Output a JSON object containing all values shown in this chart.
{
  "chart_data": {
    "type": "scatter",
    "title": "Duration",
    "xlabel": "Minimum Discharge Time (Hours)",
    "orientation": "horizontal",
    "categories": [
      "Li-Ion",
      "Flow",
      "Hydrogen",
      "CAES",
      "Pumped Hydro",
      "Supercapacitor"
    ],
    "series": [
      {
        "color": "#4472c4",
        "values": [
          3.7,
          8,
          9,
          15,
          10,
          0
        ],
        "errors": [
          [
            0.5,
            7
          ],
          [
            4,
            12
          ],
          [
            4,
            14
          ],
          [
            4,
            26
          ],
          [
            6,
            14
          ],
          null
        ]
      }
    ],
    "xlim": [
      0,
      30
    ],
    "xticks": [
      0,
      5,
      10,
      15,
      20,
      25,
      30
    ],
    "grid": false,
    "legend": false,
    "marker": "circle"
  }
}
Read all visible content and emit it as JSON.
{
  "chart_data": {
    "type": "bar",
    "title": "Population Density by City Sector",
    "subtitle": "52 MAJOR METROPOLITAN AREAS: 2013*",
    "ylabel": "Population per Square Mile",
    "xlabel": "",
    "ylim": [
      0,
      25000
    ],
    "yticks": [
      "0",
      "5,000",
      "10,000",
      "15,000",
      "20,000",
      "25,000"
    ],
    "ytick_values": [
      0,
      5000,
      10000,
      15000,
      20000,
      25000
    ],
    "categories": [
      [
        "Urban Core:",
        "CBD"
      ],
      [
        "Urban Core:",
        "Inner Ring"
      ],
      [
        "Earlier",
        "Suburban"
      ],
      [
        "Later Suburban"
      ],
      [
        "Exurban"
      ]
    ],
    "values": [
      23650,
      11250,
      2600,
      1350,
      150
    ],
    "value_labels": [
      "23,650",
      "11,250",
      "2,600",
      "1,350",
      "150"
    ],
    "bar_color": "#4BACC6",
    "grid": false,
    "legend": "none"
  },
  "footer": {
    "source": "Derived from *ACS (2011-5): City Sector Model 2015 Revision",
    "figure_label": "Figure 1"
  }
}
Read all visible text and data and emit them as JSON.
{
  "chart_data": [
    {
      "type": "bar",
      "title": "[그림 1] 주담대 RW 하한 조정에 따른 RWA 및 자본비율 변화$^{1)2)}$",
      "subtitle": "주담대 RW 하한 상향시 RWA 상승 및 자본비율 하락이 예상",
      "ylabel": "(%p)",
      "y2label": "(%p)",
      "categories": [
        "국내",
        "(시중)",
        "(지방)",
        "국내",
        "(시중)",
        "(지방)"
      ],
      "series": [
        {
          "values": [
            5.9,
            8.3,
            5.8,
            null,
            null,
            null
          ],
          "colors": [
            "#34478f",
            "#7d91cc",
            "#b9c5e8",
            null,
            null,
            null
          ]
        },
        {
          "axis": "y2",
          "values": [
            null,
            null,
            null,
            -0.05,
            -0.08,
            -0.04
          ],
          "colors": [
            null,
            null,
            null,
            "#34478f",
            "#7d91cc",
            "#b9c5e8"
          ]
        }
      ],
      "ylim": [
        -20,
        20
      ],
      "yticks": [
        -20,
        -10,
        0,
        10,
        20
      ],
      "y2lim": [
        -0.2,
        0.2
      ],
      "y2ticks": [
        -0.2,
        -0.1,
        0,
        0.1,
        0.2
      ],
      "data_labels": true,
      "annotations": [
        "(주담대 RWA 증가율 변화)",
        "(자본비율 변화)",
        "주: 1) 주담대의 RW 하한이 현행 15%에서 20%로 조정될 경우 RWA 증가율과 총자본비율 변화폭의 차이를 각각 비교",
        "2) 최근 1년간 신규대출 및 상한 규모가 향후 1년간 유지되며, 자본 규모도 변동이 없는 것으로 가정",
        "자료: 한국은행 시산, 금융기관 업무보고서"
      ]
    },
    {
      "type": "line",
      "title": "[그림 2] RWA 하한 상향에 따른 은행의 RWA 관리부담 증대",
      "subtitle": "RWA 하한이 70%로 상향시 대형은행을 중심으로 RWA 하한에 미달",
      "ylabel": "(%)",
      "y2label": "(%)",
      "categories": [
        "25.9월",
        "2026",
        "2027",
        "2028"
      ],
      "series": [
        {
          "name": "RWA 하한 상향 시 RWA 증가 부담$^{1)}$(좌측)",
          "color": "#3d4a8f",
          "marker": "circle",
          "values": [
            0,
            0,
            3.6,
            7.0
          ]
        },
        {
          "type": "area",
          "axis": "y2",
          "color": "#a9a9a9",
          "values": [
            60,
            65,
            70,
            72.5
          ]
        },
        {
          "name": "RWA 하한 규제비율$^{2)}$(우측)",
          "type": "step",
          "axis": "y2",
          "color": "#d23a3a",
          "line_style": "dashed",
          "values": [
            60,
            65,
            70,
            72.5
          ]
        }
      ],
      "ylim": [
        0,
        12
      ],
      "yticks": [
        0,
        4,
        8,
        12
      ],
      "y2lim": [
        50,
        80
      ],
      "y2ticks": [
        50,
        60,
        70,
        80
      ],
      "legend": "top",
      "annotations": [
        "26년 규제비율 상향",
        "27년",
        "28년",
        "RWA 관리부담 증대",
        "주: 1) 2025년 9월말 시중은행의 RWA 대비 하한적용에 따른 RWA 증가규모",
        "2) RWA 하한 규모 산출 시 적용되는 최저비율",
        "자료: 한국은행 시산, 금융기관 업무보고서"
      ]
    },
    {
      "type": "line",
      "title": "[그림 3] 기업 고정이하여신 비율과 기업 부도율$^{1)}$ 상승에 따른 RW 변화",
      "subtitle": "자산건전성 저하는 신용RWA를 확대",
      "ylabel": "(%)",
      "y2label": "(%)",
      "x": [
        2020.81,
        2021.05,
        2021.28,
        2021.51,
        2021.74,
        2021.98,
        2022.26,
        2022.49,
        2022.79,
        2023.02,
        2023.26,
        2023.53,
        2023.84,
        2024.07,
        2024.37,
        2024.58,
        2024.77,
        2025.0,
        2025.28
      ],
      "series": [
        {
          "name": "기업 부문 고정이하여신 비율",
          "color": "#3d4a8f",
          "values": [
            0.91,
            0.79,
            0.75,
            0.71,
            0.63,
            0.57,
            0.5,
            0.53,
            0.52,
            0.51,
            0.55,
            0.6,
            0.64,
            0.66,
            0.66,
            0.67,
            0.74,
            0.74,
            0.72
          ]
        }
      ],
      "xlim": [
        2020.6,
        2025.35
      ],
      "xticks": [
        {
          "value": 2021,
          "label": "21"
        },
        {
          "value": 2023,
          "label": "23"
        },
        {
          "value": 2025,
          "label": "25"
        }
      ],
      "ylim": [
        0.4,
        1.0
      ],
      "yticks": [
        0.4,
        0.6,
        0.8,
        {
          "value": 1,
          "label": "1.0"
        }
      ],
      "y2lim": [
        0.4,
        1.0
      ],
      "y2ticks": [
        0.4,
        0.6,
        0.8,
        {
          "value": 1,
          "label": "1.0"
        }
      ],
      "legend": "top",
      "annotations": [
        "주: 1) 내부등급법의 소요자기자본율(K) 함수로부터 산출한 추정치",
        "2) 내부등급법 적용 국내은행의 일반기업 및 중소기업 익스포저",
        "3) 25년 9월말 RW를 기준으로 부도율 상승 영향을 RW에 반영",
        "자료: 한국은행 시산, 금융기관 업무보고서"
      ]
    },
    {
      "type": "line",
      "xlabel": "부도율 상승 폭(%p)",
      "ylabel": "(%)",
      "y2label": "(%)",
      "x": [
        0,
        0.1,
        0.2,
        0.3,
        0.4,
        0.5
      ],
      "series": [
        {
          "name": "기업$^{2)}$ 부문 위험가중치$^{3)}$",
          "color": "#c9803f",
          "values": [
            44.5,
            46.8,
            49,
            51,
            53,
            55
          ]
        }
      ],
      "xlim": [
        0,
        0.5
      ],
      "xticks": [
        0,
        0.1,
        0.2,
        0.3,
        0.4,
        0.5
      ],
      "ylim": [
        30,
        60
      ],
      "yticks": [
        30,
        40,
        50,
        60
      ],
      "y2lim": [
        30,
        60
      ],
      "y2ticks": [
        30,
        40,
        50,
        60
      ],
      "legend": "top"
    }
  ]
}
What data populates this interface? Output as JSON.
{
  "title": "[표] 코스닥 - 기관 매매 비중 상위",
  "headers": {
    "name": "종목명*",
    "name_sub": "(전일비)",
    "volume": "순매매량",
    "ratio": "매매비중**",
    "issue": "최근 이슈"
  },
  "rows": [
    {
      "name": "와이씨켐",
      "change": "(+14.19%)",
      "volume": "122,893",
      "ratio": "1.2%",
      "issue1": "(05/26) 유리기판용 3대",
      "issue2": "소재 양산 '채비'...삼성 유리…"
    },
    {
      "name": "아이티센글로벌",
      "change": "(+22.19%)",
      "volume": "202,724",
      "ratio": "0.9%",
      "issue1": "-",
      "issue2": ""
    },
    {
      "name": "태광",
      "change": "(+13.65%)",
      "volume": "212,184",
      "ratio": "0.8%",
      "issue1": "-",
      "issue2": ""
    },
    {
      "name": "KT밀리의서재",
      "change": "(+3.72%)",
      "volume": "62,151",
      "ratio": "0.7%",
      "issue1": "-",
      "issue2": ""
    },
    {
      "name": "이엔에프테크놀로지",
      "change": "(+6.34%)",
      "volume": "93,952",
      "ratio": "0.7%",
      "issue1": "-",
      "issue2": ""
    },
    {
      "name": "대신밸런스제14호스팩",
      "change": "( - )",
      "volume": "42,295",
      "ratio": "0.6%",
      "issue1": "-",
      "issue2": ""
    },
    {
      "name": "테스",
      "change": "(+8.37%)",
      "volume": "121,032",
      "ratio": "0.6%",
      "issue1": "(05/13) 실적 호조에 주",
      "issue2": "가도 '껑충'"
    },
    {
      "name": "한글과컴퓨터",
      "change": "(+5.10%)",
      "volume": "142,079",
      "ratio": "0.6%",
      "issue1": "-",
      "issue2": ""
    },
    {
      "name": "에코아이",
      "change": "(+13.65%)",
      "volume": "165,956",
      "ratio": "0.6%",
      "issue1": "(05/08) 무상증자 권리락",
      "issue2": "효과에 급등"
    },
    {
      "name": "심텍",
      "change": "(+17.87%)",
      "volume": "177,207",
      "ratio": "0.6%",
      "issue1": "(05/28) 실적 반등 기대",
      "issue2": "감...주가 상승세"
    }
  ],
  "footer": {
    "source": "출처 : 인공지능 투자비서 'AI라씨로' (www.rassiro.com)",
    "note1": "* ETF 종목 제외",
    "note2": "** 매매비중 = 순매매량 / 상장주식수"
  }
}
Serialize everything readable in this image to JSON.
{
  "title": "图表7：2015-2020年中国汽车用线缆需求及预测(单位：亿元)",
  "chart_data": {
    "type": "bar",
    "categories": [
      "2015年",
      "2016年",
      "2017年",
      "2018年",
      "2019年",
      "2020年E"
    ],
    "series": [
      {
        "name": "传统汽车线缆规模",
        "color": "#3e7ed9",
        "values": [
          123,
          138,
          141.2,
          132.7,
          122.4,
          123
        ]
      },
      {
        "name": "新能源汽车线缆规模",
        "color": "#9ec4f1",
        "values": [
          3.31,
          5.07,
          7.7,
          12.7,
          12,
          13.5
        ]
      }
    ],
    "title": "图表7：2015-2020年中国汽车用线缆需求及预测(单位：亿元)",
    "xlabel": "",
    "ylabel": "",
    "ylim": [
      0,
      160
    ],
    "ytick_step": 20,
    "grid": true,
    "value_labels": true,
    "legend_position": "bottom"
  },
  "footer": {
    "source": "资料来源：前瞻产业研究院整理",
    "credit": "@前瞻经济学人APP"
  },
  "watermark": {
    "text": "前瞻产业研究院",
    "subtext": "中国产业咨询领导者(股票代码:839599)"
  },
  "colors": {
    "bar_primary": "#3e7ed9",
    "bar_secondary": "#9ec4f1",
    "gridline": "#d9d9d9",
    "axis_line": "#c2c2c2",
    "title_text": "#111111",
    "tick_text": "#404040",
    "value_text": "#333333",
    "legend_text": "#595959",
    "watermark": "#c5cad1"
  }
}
- - - - -
Identify each line in the records above containing the word "emit"; copy those lines.

REPLY
Read all visible content and emit it as JSON.
Read all visible text and data and emit them as JSON.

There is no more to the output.